● **Exercise goal**
Each line that holds the word "Justin" counts once; give the total for the records below and nothing else.

Saved data entries:
_ _ _ _

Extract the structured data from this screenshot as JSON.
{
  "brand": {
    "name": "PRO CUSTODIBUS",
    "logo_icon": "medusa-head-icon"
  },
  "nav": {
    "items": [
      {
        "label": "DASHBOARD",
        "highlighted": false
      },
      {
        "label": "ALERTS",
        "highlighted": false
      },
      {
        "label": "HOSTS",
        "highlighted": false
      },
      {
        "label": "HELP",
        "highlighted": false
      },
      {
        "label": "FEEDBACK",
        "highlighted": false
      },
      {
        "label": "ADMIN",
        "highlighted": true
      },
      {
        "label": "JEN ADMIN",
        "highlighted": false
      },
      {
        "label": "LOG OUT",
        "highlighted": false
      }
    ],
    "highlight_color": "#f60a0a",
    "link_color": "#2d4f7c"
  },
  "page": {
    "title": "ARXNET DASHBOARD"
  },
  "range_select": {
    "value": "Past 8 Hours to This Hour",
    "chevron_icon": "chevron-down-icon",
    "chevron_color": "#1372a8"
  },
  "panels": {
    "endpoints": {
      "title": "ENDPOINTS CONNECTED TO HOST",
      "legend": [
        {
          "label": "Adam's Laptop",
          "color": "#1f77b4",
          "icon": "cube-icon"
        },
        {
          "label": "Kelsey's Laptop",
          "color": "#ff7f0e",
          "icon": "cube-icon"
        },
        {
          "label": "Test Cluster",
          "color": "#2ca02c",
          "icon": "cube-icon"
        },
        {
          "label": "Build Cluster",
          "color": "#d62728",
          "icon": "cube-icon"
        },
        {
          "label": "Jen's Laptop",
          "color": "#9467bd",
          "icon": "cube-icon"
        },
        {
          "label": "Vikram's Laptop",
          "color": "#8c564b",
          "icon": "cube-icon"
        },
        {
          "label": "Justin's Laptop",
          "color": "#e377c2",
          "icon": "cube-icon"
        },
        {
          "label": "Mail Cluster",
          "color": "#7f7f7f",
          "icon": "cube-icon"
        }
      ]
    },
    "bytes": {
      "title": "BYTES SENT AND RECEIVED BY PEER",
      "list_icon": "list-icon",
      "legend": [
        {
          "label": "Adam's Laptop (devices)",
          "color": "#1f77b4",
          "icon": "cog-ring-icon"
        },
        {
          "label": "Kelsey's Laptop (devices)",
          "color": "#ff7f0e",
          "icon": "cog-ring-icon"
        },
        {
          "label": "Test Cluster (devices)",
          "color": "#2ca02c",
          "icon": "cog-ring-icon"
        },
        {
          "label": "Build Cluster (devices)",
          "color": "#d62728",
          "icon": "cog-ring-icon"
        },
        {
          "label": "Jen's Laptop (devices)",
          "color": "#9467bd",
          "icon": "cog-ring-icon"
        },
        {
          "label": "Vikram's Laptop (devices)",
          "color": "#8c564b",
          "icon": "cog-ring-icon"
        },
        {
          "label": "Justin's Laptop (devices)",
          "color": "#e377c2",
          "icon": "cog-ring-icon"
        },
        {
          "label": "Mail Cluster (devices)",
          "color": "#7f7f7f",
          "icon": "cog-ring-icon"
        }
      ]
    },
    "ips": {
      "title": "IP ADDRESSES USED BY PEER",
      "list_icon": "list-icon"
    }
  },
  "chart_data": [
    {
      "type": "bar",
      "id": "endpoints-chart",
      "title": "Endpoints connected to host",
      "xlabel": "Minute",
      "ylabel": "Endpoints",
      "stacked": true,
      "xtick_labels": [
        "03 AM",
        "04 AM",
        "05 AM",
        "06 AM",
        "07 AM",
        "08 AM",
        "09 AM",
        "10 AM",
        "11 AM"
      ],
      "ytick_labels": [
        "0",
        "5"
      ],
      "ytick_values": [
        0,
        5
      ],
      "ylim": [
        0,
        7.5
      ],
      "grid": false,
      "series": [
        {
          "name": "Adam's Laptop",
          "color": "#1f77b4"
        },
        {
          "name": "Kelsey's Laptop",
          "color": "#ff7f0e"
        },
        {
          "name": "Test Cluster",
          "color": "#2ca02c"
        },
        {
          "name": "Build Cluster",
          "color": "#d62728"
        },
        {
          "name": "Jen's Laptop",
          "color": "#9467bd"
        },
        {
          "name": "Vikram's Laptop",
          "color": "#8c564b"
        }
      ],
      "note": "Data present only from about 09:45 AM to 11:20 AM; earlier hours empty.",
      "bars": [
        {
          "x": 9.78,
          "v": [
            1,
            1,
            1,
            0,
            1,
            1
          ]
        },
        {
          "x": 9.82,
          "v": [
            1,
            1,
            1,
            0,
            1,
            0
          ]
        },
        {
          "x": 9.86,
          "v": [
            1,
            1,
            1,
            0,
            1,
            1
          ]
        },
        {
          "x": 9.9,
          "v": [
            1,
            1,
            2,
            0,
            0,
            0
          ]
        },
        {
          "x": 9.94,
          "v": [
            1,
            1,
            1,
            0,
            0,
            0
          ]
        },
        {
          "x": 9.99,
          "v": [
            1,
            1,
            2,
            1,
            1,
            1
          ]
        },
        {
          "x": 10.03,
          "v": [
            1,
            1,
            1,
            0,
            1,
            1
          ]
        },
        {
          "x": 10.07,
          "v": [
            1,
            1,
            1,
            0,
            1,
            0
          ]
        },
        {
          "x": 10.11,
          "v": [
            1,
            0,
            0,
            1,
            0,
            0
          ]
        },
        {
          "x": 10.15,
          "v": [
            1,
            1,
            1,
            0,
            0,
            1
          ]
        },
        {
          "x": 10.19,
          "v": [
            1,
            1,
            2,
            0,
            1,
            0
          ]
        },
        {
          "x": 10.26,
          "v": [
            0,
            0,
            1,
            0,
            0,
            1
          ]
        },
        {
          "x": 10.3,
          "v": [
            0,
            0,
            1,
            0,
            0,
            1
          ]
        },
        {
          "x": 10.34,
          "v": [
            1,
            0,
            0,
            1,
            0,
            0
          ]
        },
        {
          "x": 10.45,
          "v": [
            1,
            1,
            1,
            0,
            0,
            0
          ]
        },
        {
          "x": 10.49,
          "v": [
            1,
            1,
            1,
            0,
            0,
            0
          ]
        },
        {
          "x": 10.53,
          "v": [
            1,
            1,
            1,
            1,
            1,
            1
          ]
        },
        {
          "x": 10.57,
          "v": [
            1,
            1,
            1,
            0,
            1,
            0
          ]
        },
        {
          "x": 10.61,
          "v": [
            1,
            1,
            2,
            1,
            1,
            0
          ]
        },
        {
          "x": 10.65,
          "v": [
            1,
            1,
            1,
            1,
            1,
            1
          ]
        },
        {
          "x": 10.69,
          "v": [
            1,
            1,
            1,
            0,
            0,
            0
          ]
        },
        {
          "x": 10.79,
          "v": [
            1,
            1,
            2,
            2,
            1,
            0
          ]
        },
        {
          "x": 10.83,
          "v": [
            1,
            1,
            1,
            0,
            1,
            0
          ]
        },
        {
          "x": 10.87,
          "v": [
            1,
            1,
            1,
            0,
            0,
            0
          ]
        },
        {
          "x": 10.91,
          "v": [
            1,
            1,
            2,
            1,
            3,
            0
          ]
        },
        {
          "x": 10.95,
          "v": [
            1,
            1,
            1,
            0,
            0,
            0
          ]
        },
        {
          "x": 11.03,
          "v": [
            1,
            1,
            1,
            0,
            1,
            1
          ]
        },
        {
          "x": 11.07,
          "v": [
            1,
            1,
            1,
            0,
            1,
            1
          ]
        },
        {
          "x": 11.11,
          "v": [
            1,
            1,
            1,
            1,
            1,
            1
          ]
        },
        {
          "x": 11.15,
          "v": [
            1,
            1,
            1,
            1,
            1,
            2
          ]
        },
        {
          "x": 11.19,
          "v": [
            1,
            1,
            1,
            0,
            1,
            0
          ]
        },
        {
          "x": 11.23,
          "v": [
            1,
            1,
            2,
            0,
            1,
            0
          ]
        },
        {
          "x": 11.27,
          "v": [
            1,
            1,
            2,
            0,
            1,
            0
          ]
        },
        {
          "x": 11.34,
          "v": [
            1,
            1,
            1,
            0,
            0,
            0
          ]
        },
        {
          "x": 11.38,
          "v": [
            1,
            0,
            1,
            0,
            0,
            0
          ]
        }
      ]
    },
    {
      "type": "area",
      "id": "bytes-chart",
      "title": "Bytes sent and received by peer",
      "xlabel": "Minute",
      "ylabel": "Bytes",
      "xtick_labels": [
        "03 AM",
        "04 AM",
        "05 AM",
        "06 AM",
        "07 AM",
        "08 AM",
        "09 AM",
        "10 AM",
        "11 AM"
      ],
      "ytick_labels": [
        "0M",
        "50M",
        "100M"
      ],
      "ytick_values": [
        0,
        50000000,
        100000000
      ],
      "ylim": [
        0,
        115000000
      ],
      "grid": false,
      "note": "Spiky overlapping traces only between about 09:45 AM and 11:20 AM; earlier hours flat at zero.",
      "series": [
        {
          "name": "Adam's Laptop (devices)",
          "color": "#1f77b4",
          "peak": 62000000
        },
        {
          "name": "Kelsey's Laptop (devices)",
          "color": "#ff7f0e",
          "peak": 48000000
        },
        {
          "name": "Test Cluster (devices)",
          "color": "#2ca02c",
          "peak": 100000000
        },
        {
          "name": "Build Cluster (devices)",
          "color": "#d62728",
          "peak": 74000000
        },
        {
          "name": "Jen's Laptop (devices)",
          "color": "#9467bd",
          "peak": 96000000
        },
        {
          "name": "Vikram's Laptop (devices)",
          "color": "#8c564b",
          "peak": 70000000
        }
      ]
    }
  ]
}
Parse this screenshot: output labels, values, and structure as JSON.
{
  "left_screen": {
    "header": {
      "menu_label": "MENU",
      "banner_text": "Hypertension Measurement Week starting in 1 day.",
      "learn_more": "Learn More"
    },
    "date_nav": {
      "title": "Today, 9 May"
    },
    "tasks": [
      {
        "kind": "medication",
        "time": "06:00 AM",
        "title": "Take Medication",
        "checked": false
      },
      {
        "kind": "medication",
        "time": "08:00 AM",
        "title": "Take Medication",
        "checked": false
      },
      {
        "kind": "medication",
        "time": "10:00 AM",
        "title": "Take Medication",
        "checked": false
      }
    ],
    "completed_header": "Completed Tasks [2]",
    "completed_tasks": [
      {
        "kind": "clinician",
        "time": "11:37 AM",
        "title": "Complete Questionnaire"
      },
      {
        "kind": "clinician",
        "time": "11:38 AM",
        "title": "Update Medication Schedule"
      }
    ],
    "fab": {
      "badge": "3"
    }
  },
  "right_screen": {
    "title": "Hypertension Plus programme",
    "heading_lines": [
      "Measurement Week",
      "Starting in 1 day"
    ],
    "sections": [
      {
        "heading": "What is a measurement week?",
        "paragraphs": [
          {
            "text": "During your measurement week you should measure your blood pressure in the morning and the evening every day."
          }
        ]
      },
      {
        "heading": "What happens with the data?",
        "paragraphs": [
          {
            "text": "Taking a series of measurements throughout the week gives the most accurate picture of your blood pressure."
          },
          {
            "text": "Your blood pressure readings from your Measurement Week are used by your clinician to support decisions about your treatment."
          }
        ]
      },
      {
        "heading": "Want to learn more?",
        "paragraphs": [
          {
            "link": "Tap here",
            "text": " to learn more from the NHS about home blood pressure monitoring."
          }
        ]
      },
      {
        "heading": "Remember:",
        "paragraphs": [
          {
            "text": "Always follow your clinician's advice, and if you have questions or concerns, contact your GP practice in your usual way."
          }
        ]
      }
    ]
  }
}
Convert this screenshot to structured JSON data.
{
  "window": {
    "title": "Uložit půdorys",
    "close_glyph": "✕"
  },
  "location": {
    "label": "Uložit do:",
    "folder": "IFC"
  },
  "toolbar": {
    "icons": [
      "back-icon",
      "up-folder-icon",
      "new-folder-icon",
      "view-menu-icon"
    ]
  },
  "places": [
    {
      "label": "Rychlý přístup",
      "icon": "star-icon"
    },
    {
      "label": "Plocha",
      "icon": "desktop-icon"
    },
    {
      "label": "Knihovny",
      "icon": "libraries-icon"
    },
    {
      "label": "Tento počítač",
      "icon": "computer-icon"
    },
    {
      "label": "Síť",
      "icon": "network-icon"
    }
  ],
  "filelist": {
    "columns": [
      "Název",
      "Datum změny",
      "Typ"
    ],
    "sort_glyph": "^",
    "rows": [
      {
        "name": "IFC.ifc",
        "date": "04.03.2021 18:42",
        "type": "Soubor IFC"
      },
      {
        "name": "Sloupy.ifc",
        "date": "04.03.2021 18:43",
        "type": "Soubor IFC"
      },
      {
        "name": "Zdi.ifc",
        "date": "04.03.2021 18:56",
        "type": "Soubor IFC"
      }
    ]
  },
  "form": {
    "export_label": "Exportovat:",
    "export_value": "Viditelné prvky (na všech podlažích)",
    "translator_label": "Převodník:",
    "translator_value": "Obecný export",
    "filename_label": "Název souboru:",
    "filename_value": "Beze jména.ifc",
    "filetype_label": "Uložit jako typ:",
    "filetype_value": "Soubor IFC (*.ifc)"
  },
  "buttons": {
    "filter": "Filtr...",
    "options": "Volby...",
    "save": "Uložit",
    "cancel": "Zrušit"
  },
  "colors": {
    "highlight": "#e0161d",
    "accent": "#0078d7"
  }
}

_ _ _ _

● **Expected answer**
2